> _EXERCISE DATA_:
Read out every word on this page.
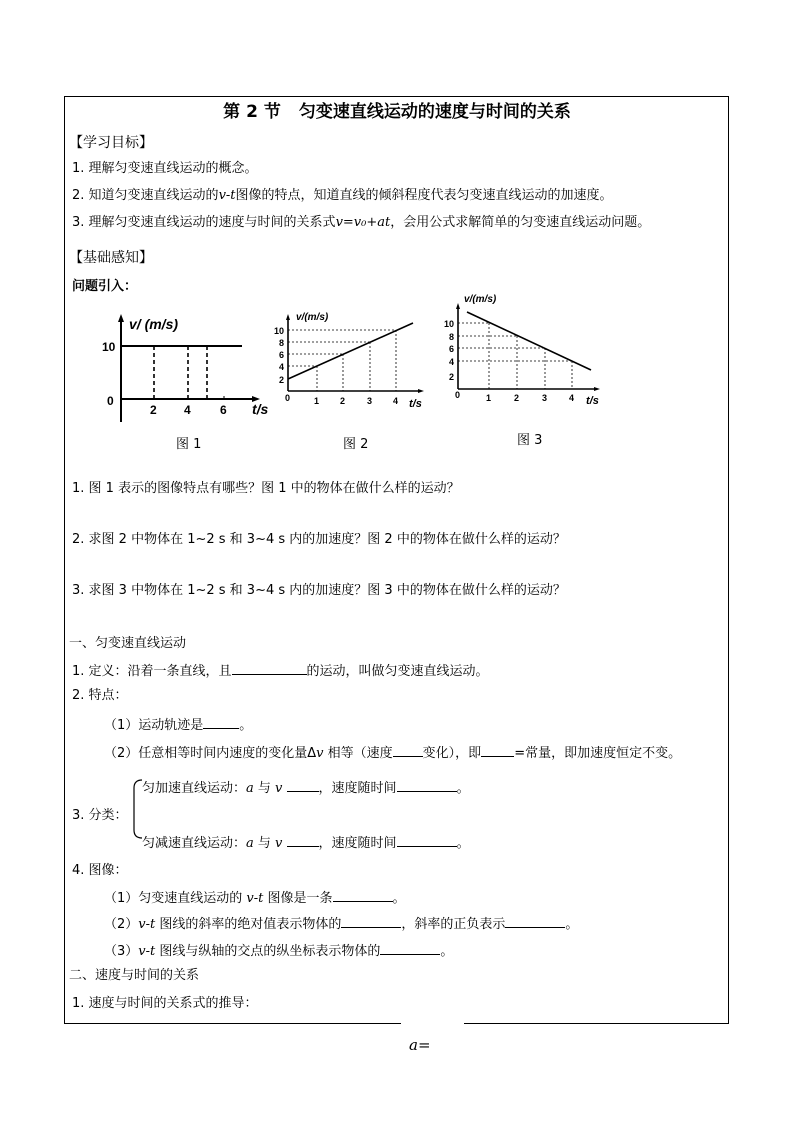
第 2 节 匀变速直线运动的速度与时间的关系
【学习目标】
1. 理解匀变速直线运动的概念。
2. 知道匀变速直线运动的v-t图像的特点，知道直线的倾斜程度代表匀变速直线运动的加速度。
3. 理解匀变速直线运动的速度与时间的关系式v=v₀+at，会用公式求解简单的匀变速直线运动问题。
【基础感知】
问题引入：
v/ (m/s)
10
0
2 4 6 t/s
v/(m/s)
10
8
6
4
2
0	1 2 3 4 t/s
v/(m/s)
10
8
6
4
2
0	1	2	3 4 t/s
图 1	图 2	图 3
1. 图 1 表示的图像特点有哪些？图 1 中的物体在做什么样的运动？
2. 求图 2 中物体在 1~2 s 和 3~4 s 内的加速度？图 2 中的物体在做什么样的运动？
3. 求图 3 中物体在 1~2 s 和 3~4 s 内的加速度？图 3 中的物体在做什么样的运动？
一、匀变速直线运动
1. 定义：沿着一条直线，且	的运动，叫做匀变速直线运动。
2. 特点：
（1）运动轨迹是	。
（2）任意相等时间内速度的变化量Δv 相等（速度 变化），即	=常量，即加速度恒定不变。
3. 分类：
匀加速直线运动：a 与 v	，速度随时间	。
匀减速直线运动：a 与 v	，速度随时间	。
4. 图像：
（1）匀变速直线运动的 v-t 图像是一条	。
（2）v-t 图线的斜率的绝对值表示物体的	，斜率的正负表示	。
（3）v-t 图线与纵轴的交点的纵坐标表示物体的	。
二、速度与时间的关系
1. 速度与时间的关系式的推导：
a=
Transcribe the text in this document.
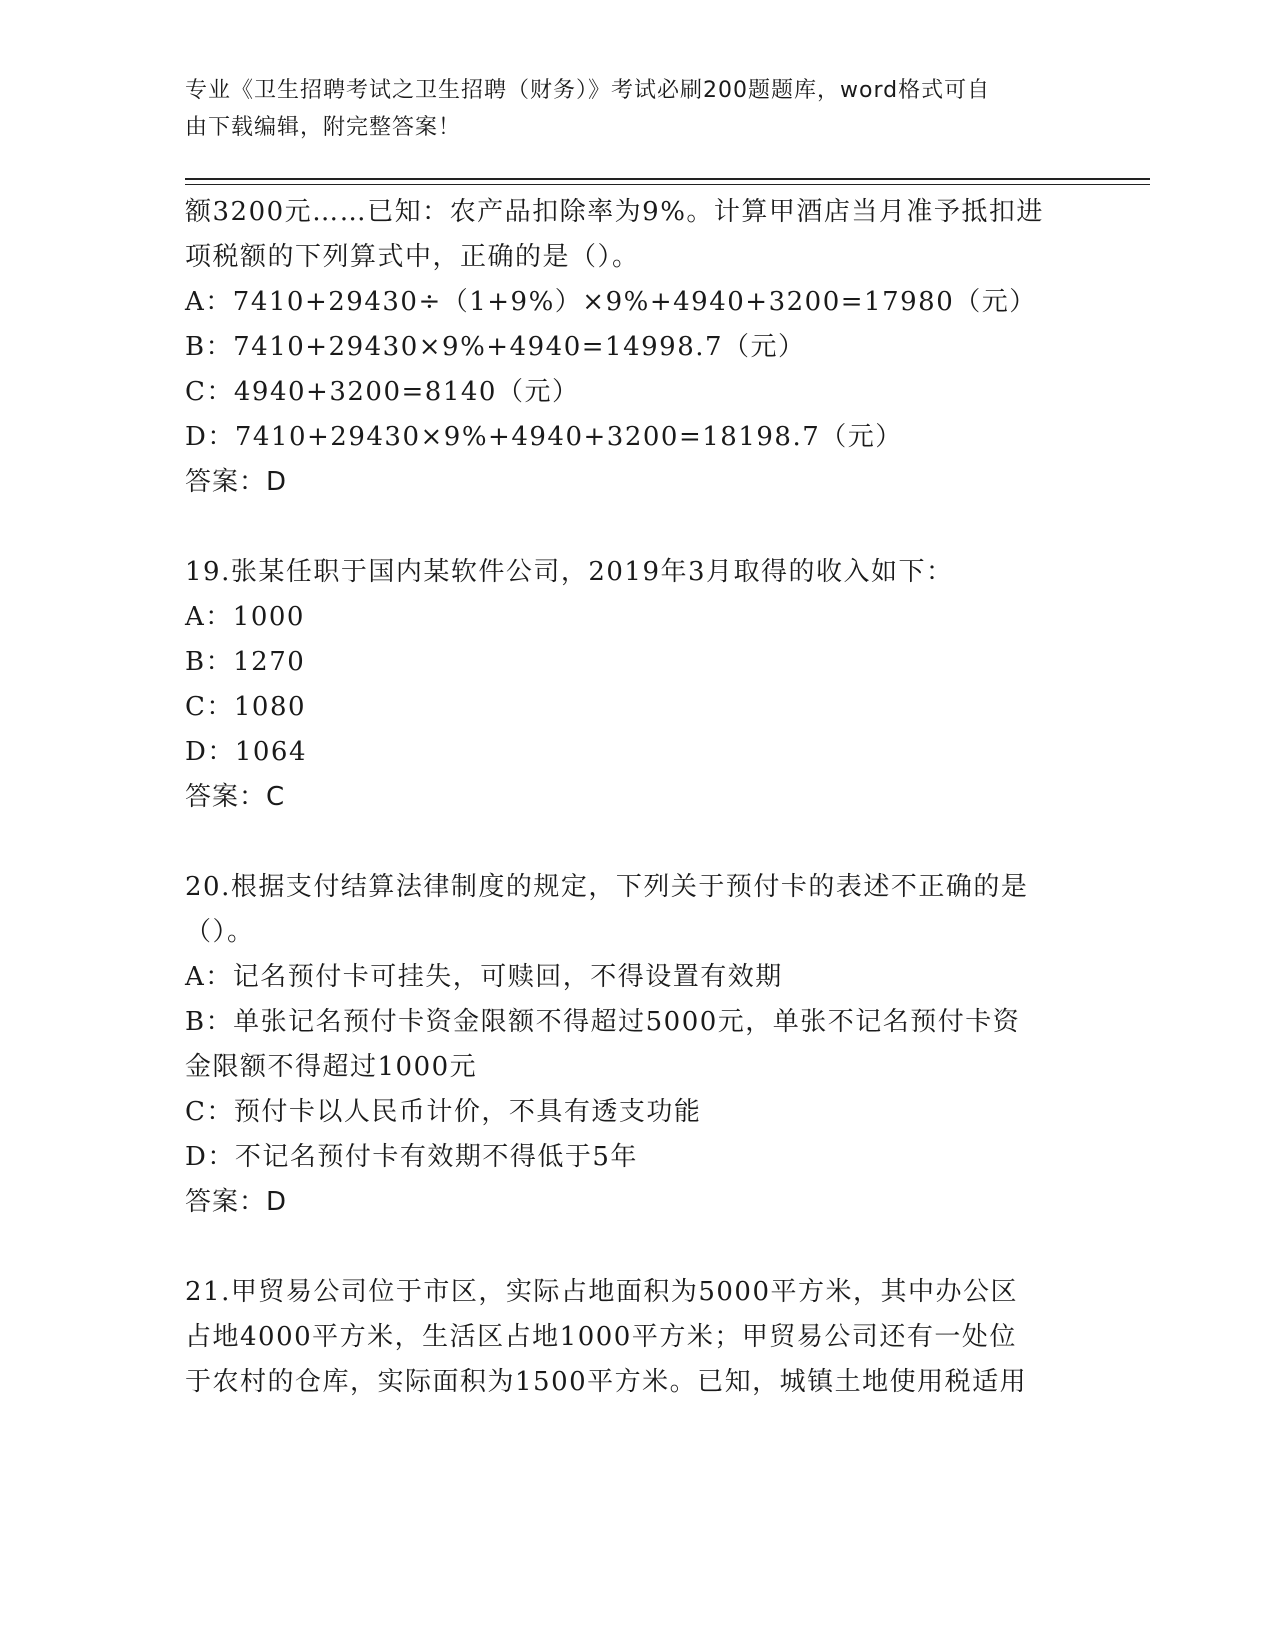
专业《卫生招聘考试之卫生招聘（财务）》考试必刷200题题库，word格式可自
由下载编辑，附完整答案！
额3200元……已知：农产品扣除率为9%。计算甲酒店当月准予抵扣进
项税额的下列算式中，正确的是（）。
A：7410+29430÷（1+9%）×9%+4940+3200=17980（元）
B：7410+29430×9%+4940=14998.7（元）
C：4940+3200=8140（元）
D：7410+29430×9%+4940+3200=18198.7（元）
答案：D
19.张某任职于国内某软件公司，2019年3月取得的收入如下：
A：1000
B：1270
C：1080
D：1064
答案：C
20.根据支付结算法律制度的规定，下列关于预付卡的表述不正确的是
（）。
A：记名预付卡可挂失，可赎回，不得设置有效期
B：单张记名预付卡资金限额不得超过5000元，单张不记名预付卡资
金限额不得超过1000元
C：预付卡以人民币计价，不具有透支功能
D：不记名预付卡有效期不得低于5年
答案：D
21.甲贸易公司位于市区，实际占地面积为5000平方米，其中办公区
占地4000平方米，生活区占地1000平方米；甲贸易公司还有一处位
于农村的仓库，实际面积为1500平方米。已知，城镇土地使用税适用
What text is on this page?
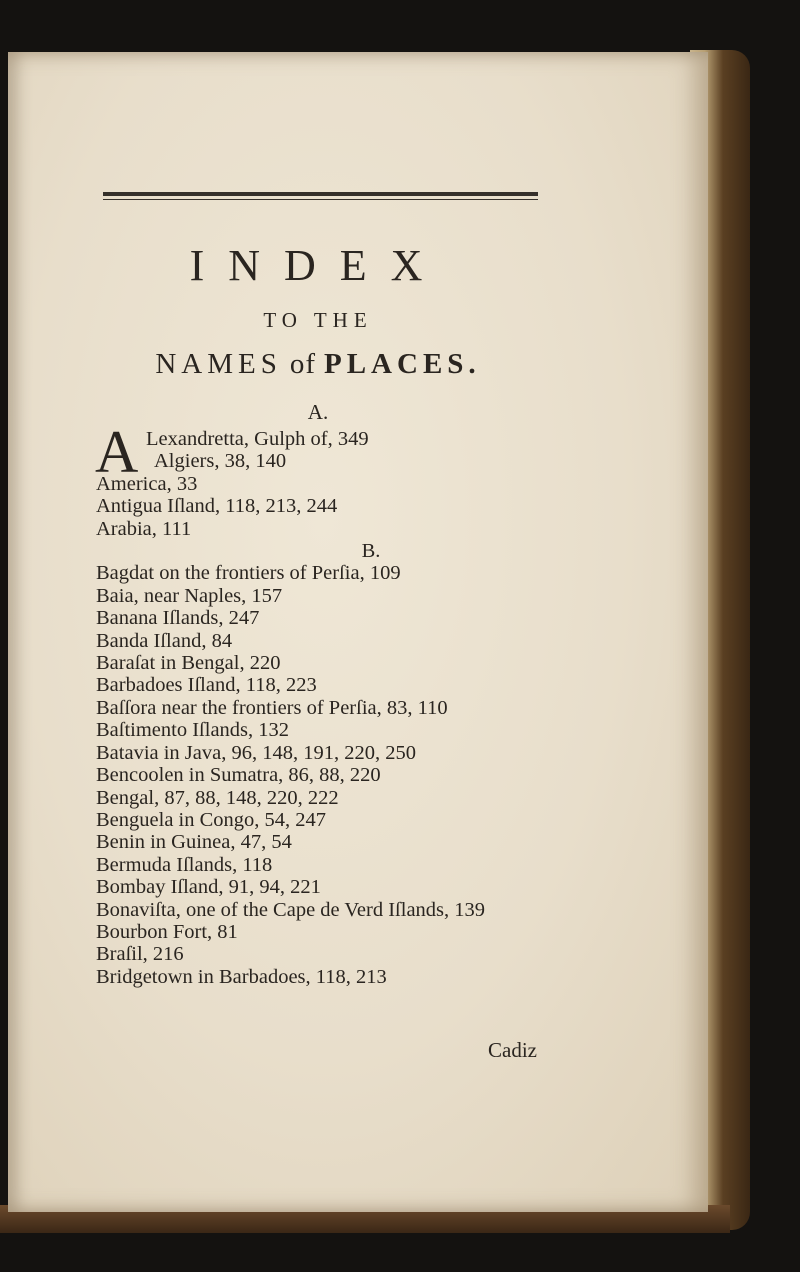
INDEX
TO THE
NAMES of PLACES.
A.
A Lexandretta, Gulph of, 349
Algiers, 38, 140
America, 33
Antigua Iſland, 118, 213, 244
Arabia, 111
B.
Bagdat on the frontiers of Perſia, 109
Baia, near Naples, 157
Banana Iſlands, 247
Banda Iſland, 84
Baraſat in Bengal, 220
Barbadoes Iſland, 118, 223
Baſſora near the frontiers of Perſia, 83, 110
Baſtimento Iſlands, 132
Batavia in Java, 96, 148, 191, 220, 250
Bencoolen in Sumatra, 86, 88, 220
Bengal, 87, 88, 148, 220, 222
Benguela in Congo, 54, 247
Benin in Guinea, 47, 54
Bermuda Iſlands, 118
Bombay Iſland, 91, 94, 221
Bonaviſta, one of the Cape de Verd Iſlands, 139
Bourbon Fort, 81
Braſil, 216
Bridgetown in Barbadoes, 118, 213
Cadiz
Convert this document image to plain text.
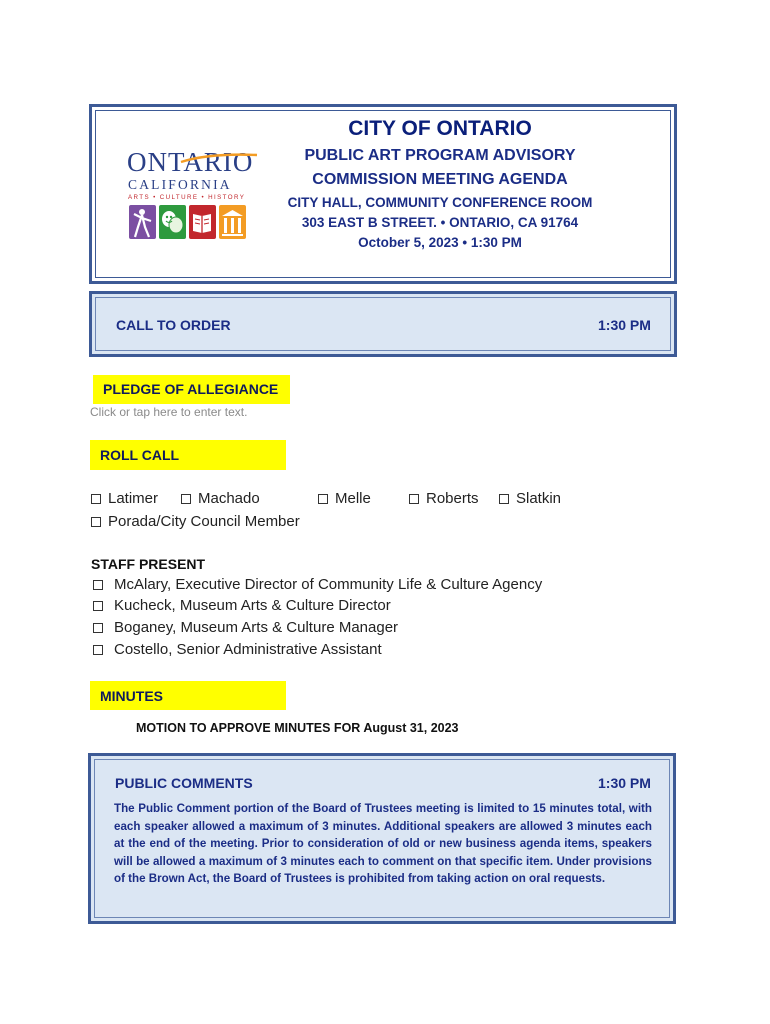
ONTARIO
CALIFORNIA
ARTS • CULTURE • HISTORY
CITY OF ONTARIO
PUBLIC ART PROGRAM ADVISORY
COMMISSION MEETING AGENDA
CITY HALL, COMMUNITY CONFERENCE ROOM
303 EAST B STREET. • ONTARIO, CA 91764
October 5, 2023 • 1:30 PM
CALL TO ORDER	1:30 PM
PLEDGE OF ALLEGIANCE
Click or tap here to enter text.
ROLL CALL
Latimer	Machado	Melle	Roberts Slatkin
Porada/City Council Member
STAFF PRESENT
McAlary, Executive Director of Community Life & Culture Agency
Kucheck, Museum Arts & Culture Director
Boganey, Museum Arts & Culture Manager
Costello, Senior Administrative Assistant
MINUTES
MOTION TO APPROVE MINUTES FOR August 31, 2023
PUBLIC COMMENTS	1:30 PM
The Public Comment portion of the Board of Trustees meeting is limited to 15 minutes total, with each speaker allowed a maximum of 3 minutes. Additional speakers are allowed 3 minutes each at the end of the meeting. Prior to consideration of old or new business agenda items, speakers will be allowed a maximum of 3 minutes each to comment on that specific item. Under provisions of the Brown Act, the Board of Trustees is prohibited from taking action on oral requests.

> _WHAT YOU SHOULD DO_: From the material above, reproduce everything verbatim except the pictures.

> _SOLUTION TO THE EXERCISE_:
Read out every word on this page.
第 2 节 匀变速直线运动的速度与时间的关系
【学习目标】
1. 理解匀变速直线运动的概念。
2. 知道匀变速直线运动的v-t图像的特点，知道直线的倾斜程度代表匀变速直线运动的加速度。
3. 理解匀变速直线运动的速度与时间的关系式v=v₀+at，会用公式求解简单的匀变速直线运动问题。
【基础感知】
问题引入：
v/ (m/s)
10
0
2 4 6 t/s
v/(m/s)
10
8
6
4
2
0	1 2 3 4 t/s
v/(m/s)
10
8
6
4
2
0	1	2	3 4 t/s
图 1	图 2	图 3
1. 图 1 表示的图像特点有哪些？图 1 中的物体在做什么样的运动？
2. 求图 2 中物体在 1~2 s 和 3~4 s 内的加速度？图 2 中的物体在做什么样的运动？
3. 求图 3 中物体在 1~2 s 和 3~4 s 内的加速度？图 3 中的物体在做什么样的运动？
一、匀变速直线运动
1. 定义：沿着一条直线，且	的运动，叫做匀变速直线运动。
2. 特点：
（1）运动轨迹是	。
（2）任意相等时间内速度的变化量Δv 相等（速度 变化），即	=常量，即加速度恒定不变。
3. 分类：
匀加速直线运动：a 与 v	，速度随时间	。
匀减速直线运动：a 与 v	，速度随时间	。
4. 图像：
（1）匀变速直线运动的 v-t 图像是一条	。
（2）v-t 图线的斜率的绝对值表示物体的	，斜率的正负表示	。
（3）v-t 图线与纵轴的交点的纵坐标表示物体的	。
二、速度与时间的关系
1. 速度与时间的关系式的推导：
a=
Transcribe the text in this document.
专业《卫生招聘考试之卫生招聘（财务）》考试必刷200题题库，word格式可自
由下载编辑，附完整答案！
额3200元……已知：农产品扣除率为9%。计算甲酒店当月准予抵扣进
项税额的下列算式中，正确的是（）。
A：7410+29430÷（1+9%）×9%+4940+3200=17980（元）
B：7410+29430×9%+4940=14998.7（元）
C：4940+3200=8140（元）
D：7410+29430×9%+4940+3200=18198.7（元）
答案：D
19.张某任职于国内某软件公司，2019年3月取得的收入如下：
A：1000
B：1270
C：1080
D：1064
答案：C
20.根据支付结算法律制度的规定，下列关于预付卡的表述不正确的是
（）。
A：记名预付卡可挂失，可赎回，不得设置有效期
B：单张记名预付卡资金限额不得超过5000元，单张不记名预付卡资
金限额不得超过1000元
C：预付卡以人民币计价，不具有透支功能
D：不记名预付卡有效期不得低于5年
答案：D
21.甲贸易公司位于市区，实际占地面积为5000平方米，其中办公区
占地4000平方米，生活区占地1000平方米；甲贸易公司还有一处位
于农村的仓库，实际面积为1500平方米。已知，城镇土地使用税适用
What text is on this page?
INDEX
TO THE
NAMES of PLACES.
A.
A Lexandretta, Gulph of, 349
Algiers, 38, 140
America, 33
Antigua Iſland, 118, 213, 244
Arabia, 111
B.
Bagdat on the frontiers of Perſia, 109
Baia, near Naples, 157
Banana Iſlands, 247
Banda Iſland, 84
Baraſat in Bengal, 220
Barbadoes Iſland, 118, 223
Baſſora near the frontiers of Perſia, 83, 110
Baſtimento Iſlands, 132
Batavia in Java, 96, 148, 191, 220, 250
Bencoolen in Sumatra, 86, 88, 220
Bengal, 87, 88, 148, 220, 222
Benguela in Congo, 54, 247
Benin in Guinea, 47, 54
Bermuda Iſlands, 118
Bombay Iſland, 91, 94, 221
Bonaviſta, one of the Cape de Verd Iſlands, 139
Bourbon Fort, 81
Braſil, 216
Bridgetown in Barbadoes, 118, 213
Cadiz
Convert this document image to plain text.
ONTARIO
CALIFORNIA
ARTS • CULTURE • HISTORY
CITY OF ONTARIO
PUBLIC ART PROGRAM ADVISORY
COMMISSION MEETING AGENDA
CITY HALL, COMMUNITY CONFERENCE ROOM
303 EAST B STREET. • ONTARIO, CA 91764
October 5, 2023 • 1:30 PM
CALL TO ORDER	1:30 PM
PLEDGE OF ALLEGIANCE
Click or tap here to enter text.
ROLL CALL
Latimer	Machado	Melle	Roberts Slatkin
Porada/City Council Member
STAFF PRESENT
McAlary, Executive Director of Community Life & Culture Agency
Kucheck, Museum Arts & Culture Director
Boganey, Museum Arts & Culture Manager
Costello, Senior Administrative Assistant
MINUTES
MOTION TO APPROVE MINUTES FOR August 31, 2023
PUBLIC COMMENTS	1:30 PM
The Public Comment portion of the Board of Trustees meeting is limited to 15 minutes total, with each speaker allowed a maximum of 3 minutes. Additional speakers are allowed 3 minutes each at the end of the meeting. Prior to consideration of old or new business agenda items, speakers will be allowed a maximum of 3 minutes each to comment on that specific item. Under provisions of the Brown Act, the Board of Trustees is prohibited from taking action on oral requests.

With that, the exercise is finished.